[Stored data entries]
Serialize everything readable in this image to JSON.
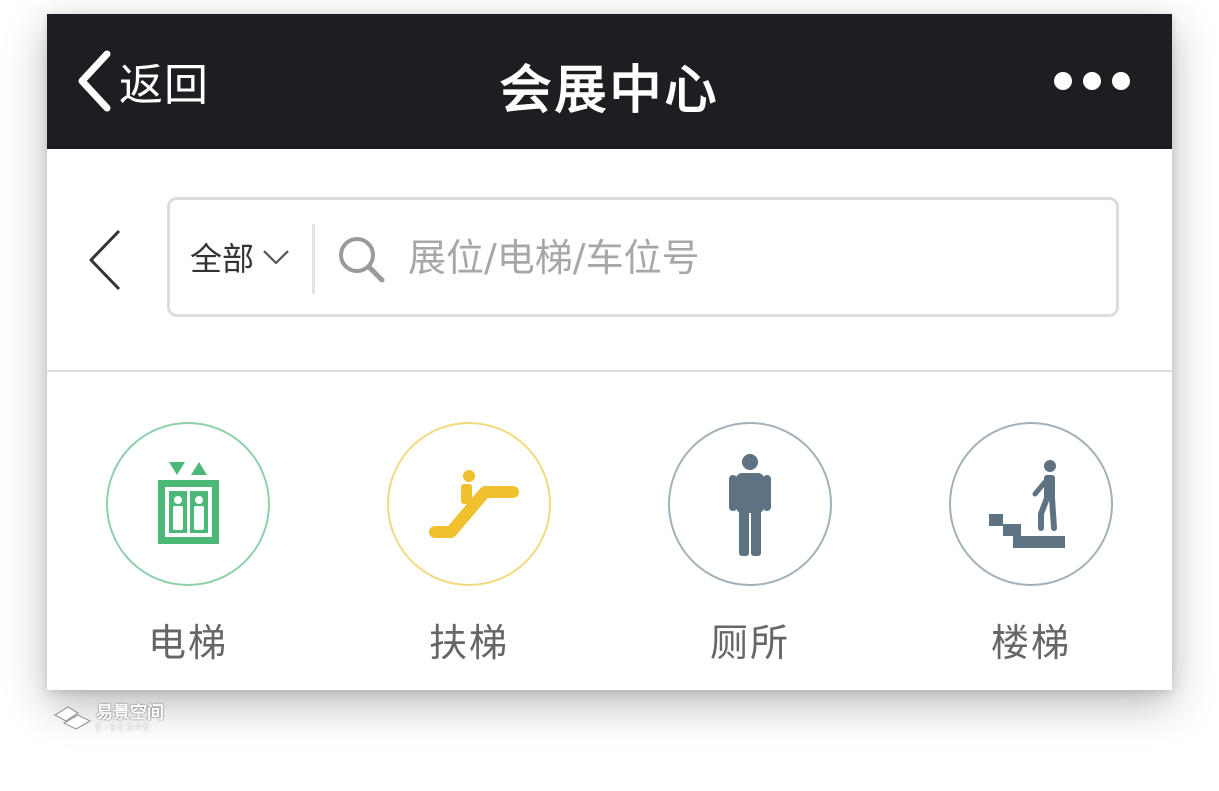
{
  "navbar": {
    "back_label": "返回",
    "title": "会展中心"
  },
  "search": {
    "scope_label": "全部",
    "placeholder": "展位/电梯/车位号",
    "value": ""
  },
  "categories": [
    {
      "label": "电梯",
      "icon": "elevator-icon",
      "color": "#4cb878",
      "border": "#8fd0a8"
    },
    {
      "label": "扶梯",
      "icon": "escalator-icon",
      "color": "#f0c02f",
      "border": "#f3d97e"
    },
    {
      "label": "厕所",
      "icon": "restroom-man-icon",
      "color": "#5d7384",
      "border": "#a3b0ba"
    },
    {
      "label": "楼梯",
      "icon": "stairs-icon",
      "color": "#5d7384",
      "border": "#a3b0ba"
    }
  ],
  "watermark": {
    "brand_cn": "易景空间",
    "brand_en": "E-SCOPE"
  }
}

• Problem
From the data above, write out everything exactly except the pictures.

• Output of the task
Serialize everything readable in this image to JSON.
{
  "navbar": {
    "back_label": "返回",
    "title": "会展中心"
  },
  "search": {
    "scope_label": "全部",
    "placeholder": "展位/电梯/车位号",
    "value": ""
  },
  "categories": [
    {
      "label": "电梯",
      "icon": "elevator-icon",
      "color": "#4cb878",
      "border": "#8fd0a8"
    },
    {
      "label": "扶梯",
      "icon": "escalator-icon",
      "color": "#f0c02f",
      "border": "#f3d97e"
    },
    {
      "label": "厕所",
      "icon": "restroom-man-icon",
      "color": "#5d7384",
      "border": "#a3b0ba"
    },
    {
      "label": "楼梯",
      "icon": "stairs-icon",
      "color": "#5d7384",
      "border": "#a3b0ba"
    }
  ],
  "watermark": {
    "brand_cn": "易景空间",
    "brand_en": "E-SCOPE"
  }
}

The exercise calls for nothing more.